**EXERCISE DETAILS**
Reproduce the records below exactly, leaving out any pictures.

· · ·

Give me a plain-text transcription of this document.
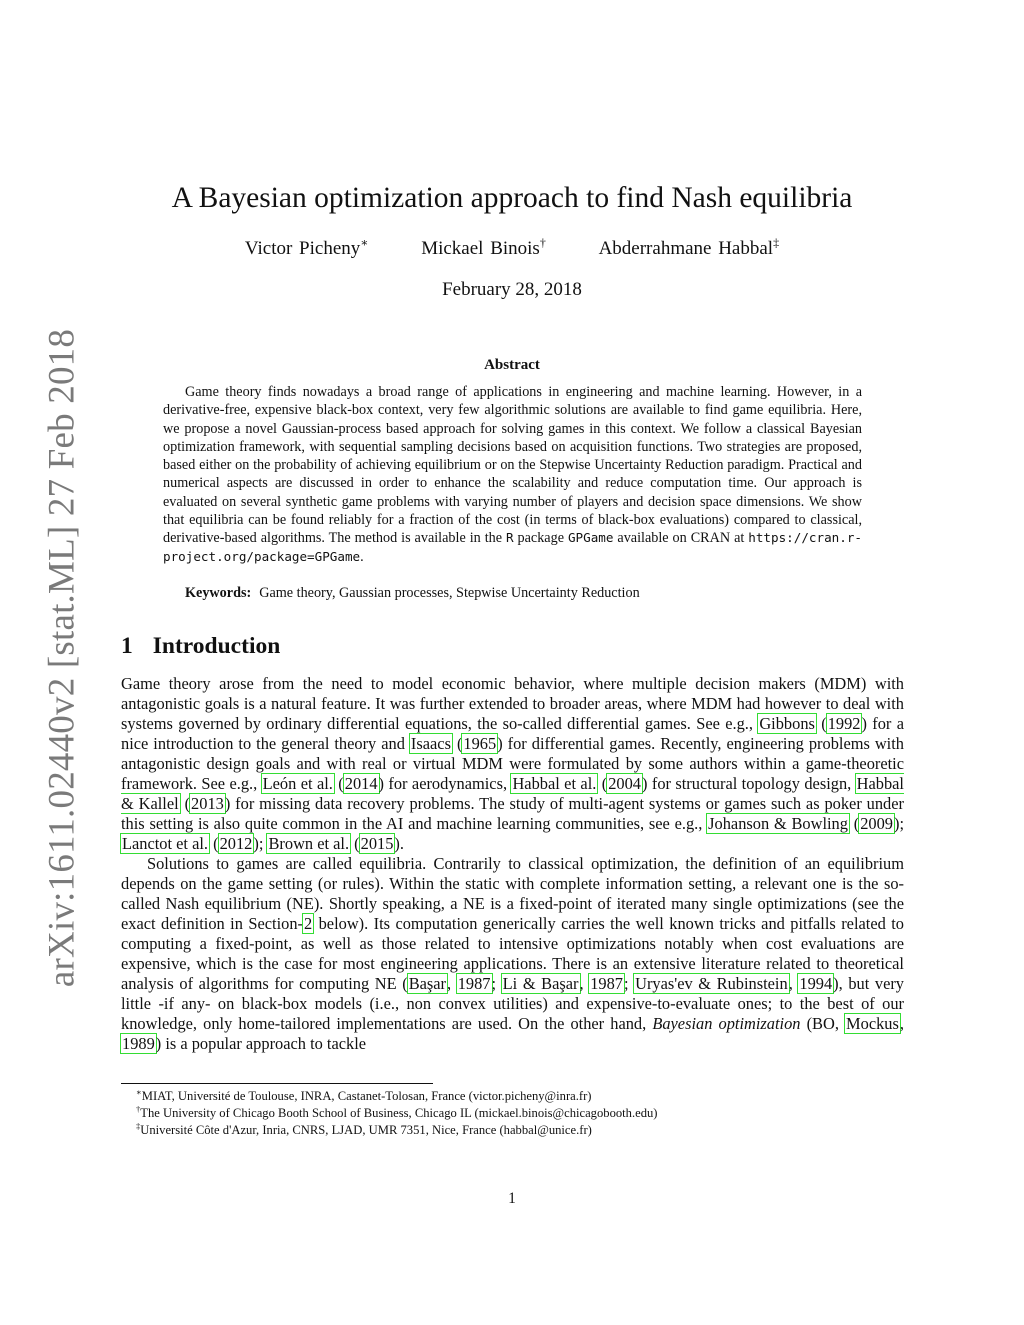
arXiv:1611.02440v2 [stat.ML] 27 Feb 2018
A Bayesian optimization approach to find Nash equilibria
Victor Picheny∗	Mickael Binois†	Abderrahmane Habbal‡
February 28, 2018
Abstract

Game theory finds nowadays a broad range of applications in engineering and machine learning. However, in a derivative-free, expensive black-box context, very few algorithmic solutions are available to find game equilibria. Here, we propose a novel Gaussian-process based approach for solving games in this context. We follow a classical Bayesian optimization framework, with sequential sampling decisions based on acquisition functions. Two strategies are proposed, based either on the probability of achieving equilibrium or on the Stepwise Uncertainty Reduction paradigm. Practical and numerical aspects are discussed in order to enhance the scalability and reduce computation time. Our approach is evaluated on several synthetic game problems with varying number of players and decision space dimensions. We show that equilibria can be found reliably for a fraction of the cost (in terms of black-box evaluations) compared to classical, derivative-based algorithms. The method is available in the R package GPGame available on CRAN at https://cran.r-project.org/package=GPGame.

Keywords: Game theory, Gaussian processes, Stepwise Uncertainty Reduction
1 Introduction

Game theory arose from the need to model economic behavior, where multiple decision makers (MDM) with antagonistic goals is a natural feature. It was further extended to broader areas, where MDM had however to deal with systems governed by ordinary differential equations, the so-called differential games. See e.g., Gibbons (1992) for a nice introduction to the general theory and Isaacs (1965) for differential games. Recently, engineering problems with antagonistic design goals and with real or virtual MDM were formulated by some authors within a game-theoretic framework. See e.g., León et al. (2014) for aerodynamics, Habbal et al. (2004) for structural topology design, Habbal & Kallel (2013) for missing data recovery problems. The study of multi-agent systems or games such as poker under this setting is also quite common in the AI and machine learning communities, see e.g., Johanson & Bowling (2009); Lanctot et al. (2012); Brown et al. (2015).

Solutions to games are called equilibria. Contrarily to classical optimization, the definition of an equilibrium depends on the game setting (or rules). Within the static with complete information setting, a relevant one is the so-called Nash equilibrium (NE). Shortly speaking, a NE is a fixed-point of iterated many single optimizations (see the exact definition in Section-2 below). Its computation generically carries the well known tricks and pitfalls related to computing a fixed-point, as well as those related to intensive optimizations notably when cost evaluations are expensive, which is the case for most engineering applications. There is an extensive literature related to theoretical analysis of algorithms for computing NE (Başar, 1987; Li & Başar, 1987; Uryas'ev & Rubinstein, 1994), but very little -if any- on black-box models (i.e., non convex utilities) and expensive-to-evaluate ones; to the best of our knowledge, only home-tailored implementations are used. On the other hand, Bayesian optimization (BO, Mockus, 1989) is a popular approach to tackle

∗MIAT, Université de Toulouse, INRA, Castanet-Tolosan, France (victor.picheny@inra.fr)
†The University of Chicago Booth School of Business, Chicago IL (mickael.binois@chicagobooth.edu)
‡Université Côte d'Azur, Inria, CNRS, LJAD, UMR 7351, Nice, France (habbal@unice.fr)
1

· · ·

**FINISHED ANSWER**
Give me a plain-text transcription of this document.
arXiv:1611.02440v2 [stat.ML] 27 Feb 2018
A Bayesian optimization approach to find Nash equilibria
Victor Picheny∗	Mickael Binois†	Abderrahmane Habbal‡
February 28, 2018
Abstract

Game theory finds nowadays a broad range of applications in engineering and machine learning. However, in a derivative-free, expensive black-box context, very few algorithmic solutions are available to find game equilibria. Here, we propose a novel Gaussian-process based approach for solving games in this context. We follow a classical Bayesian optimization framework, with sequential sampling decisions based on acquisition functions. Two strategies are proposed, based either on the probability of achieving equilibrium or on the Stepwise Uncertainty Reduction paradigm. Practical and numerical aspects are discussed in order to enhance the scalability and reduce computation time. Our approach is evaluated on several synthetic game problems with varying number of players and decision space dimensions. We show that equilibria can be found reliably for a fraction of the cost (in terms of black-box evaluations) compared to classical, derivative-based algorithms. The method is available in the R package GPGame available on CRAN at https://cran.r-project.org/package=GPGame.

Keywords: Game theory, Gaussian processes, Stepwise Uncertainty Reduction
1 Introduction

Game theory arose from the need to model economic behavior, where multiple decision makers (MDM) with antagonistic goals is a natural feature. It was further extended to broader areas, where MDM had however to deal with systems governed by ordinary differential equations, the so-called differential games. See e.g., Gibbons (1992) for a nice introduction to the general theory and Isaacs (1965) for differential games. Recently, engineering problems with antagonistic design goals and with real or virtual MDM were formulated by some authors within a game-theoretic framework. See e.g., León et al. (2014) for aerodynamics, Habbal et al. (2004) for structural topology design, Habbal & Kallel (2013) for missing data recovery problems. The study of multi-agent systems or games such as poker under this setting is also quite common in the AI and machine learning communities, see e.g., Johanson & Bowling (2009); Lanctot et al. (2012); Brown et al. (2015).

Solutions to games are called equilibria. Contrarily to classical optimization, the definition of an equilibrium depends on the game setting (or rules). Within the static with complete information setting, a relevant one is the so-called Nash equilibrium (NE). Shortly speaking, a NE is a fixed-point of iterated many single optimizations (see the exact definition in Section-2 below). Its computation generically carries the well known tricks and pitfalls related to computing a fixed-point, as well as those related to intensive optimizations notably when cost evaluations are expensive, which is the case for most engineering applications. There is an extensive literature related to theoretical analysis of algorithms for computing NE (Başar, 1987; Li & Başar, 1987; Uryas'ev & Rubinstein, 1994), but very little -if any- on black-box models (i.e., non convex utilities) and expensive-to-evaluate ones; to the best of our knowledge, only home-tailored implementations are used. On the other hand, Bayesian optimization (BO, Mockus, 1989) is a popular approach to tackle

∗MIAT, Université de Toulouse, INRA, Castanet-Tolosan, France (victor.picheny@inra.fr)
†The University of Chicago Booth School of Business, Chicago IL (mickael.binois@chicagobooth.edu)
‡Université Côte d'Azur, Inria, CNRS, LJAD, UMR 7351, Nice, France (habbal@unice.fr)
1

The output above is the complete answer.